▶ _Dataset content_
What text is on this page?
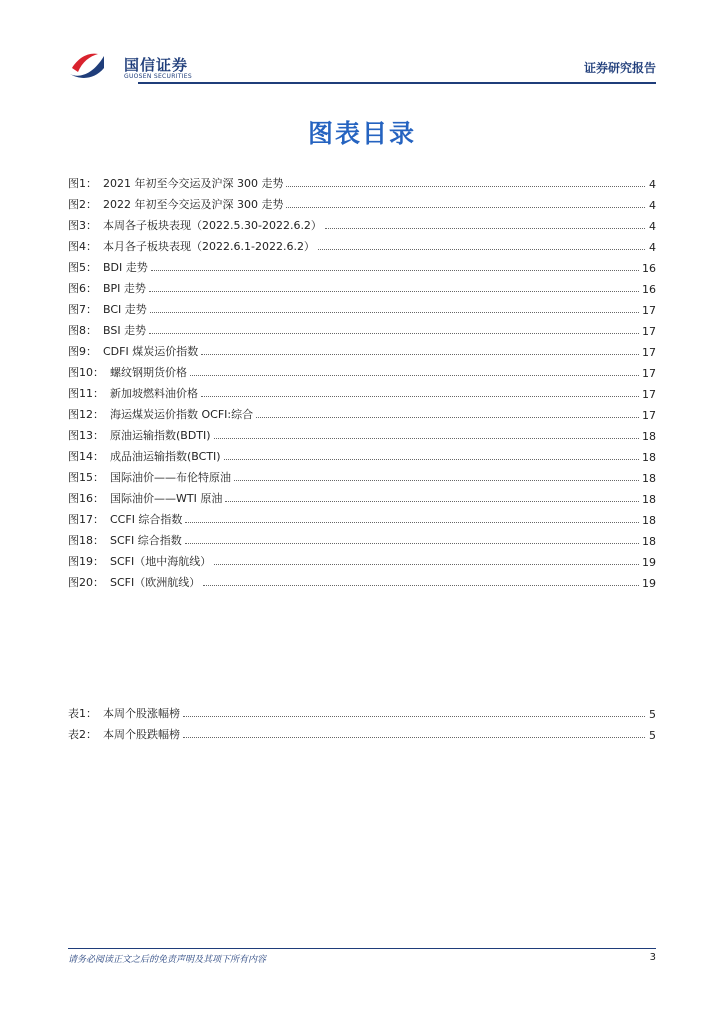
国信证券
GUOSEN SECURITIES
证券研究报告
图表目录
图1： 2021 年初至今交运及沪深 300 走势	4
图2： 2022 年初至今交运及沪深 300 走势	4
图3： 本周各子板块表现（2022.5.30-2022.6.2）	4
图4： 本月各子板块表现（2022.6.1-2022.6.2）	4
图5： BDI 走势	16
图6： BPI 走势	16
图7： BCI 走势	17
图8： BSI 走势	17
图9： CDFI 煤炭运价指数	17
图10： 螺纹钢期货价格	17
图11： 新加坡燃料油价格	17
图12： 海运煤炭运价指数 OCFI:综合	17
图13： 原油运输指数(BDTI)	18
图14： 成品油运输指数(BCTI)	18
图15： 国际油价——布伦特原油	18
图16： 国际油价——WTI 原油	18
图17： CCFI 综合指数	18
图18： SCFI 综合指数	18
图19： SCFI（地中海航线）	19
图20： SCFI（欧洲航线）	19
表1： 本周个股涨幅榜	5
表2： 本周个股跌幅榜	5
请务必阅读正文之后的免责声明及其项下所有内容	3
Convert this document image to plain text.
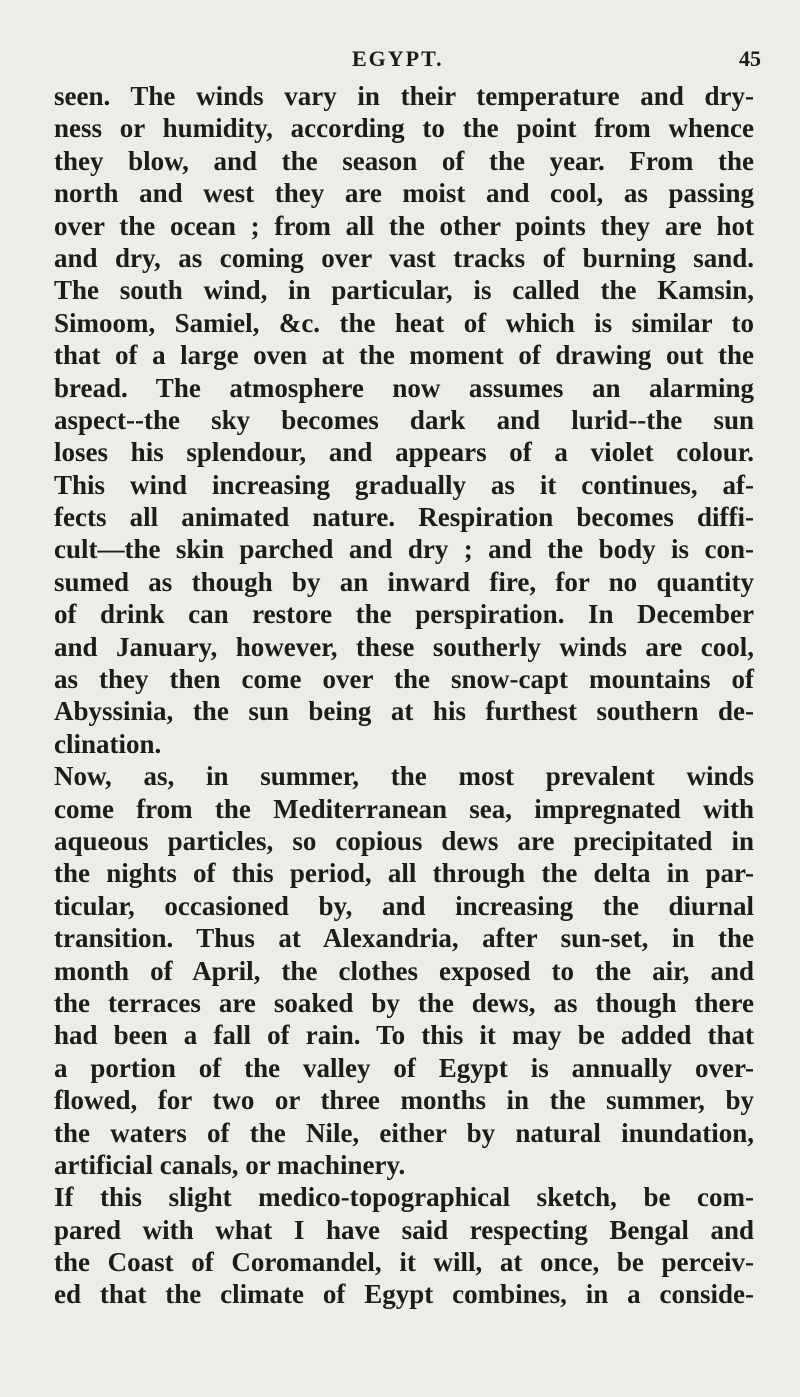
EGYPT.	45
seen. The winds vary in their temperature and dry-
ness or humidity, according to the point from whence
they blow, and the season of the year. From the
north and west they are moist and cool, as passing
over the ocean ; from all the other points they are hot
and dry, as coming over vast tracks of burning sand.
The south wind, in particular, is called the Kamsin,
Simoom, Samiel, &c. the heat of which is similar to
that of a large oven at the moment of drawing out the
bread. The atmosphere now assumes an alarming
aspect--the sky becomes dark and lurid--the sun
loses his splendour, and appears of a violet colour.
This wind increasing gradually as it continues, af-
fects all animated nature. Respiration becomes diffi-
cult—the skin parched and dry ; and the body is con-
sumed as though by an inward fire, for no quantity
of drink can restore the perspiration. In December
and January, however, these southerly winds are cool,
as they then come over the snow-capt mountains of
Abyssinia, the sun being at his furthest southern de-
clination.
Now, as, in summer, the most prevalent winds
come from the Mediterranean sea, impregnated with
aqueous particles, so copious dews are precipitated in
the nights of this period, all through the delta in par-
ticular, occasioned by, and increasing the diurnal
transition. Thus at Alexandria, after sun-set, in the
month of April, the clothes exposed to the air, and
the terraces are soaked by the dews, as though there
had been a fall of rain. To this it may be added that
a portion of the valley of Egypt is annually over-
flowed, for two or three months in the summer, by
the waters of the Nile, either by natural inundation,
artificial canals, or machinery.
If this slight medico-topographical sketch, be com-
pared with what I have said respecting Bengal and
the Coast of Coromandel, it will, at once, be perceiv-
ed that the climate of Egypt combines, in a conside-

▶ _Written instruction_
Make an exact reproduction of the listing above, without any pictures.

▶ _Response for this exercise_
What text is on this page?
国信证券
GUOSEN SECURITIES
证券研究报告
图表目录
图1： 2021 年初至今交运及沪深 300 走势	4
图2： 2022 年初至今交运及沪深 300 走势	4
图3： 本周各子板块表现（2022.5.30-2022.6.2）	4
图4： 本月各子板块表现（2022.6.1-2022.6.2）	4
图5： BDI 走势	16
图6： BPI 走势	16
图7： BCI 走势	17
图8： BSI 走势	17
图9： CDFI 煤炭运价指数	17
图10： 螺纹钢期货价格	17
图11： 新加坡燃料油价格	17
图12： 海运煤炭运价指数 OCFI:综合	17
图13： 原油运输指数(BDTI)	18
图14： 成品油运输指数(BCTI)	18
图15： 国际油价——布伦特原油	18
图16： 国际油价——WTI 原油	18
图17： CCFI 综合指数	18
图18： SCFI 综合指数	18
图19： SCFI（地中海航线）	19
图20： SCFI（欧洲航线）	19
表1： 本周个股涨幅榜	5
表2： 本周个股跌幅榜	5
请务必阅读正文之后的免责声明及其项下所有内容	3
Convert this document image to plain text.
EGYPT.	45
seen. The winds vary in their temperature and dry-
ness or humidity, according to the point from whence
they blow, and the season of the year. From the
north and west they are moist and cool, as passing
over the ocean ; from all the other points they are hot
and dry, as coming over vast tracks of burning sand.
The south wind, in particular, is called the Kamsin,
Simoom, Samiel, &c. the heat of which is similar to
that of a large oven at the moment of drawing out the
bread. The atmosphere now assumes an alarming
aspect--the sky becomes dark and lurid--the sun
loses his splendour, and appears of a violet colour.
This wind increasing gradually as it continues, af-
fects all animated nature. Respiration becomes diffi-
cult—the skin parched and dry ; and the body is con-
sumed as though by an inward fire, for no quantity
of drink can restore the perspiration. In December
and January, however, these southerly winds are cool,
as they then come over the snow-capt mountains of
Abyssinia, the sun being at his furthest southern de-
clination.
Now, as, in summer, the most prevalent winds
come from the Mediterranean sea, impregnated with
aqueous particles, so copious dews are precipitated in
the nights of this period, all through the delta in par-
ticular, occasioned by, and increasing the diurnal
transition. Thus at Alexandria, after sun-set, in the
month of April, the clothes exposed to the air, and
the terraces are soaked by the dews, as though there
had been a fall of rain. To this it may be added that
a portion of the valley of Egypt is annually over-
flowed, for two or three months in the summer, by
the waters of the Nile, either by natural inundation,
artificial canals, or machinery.
If this slight medico-topographical sketch, be com-
pared with what I have said respecting Bengal and
the Coast of Coromandel, it will, at once, be perceiv-
ed that the climate of Egypt combines, in a conside-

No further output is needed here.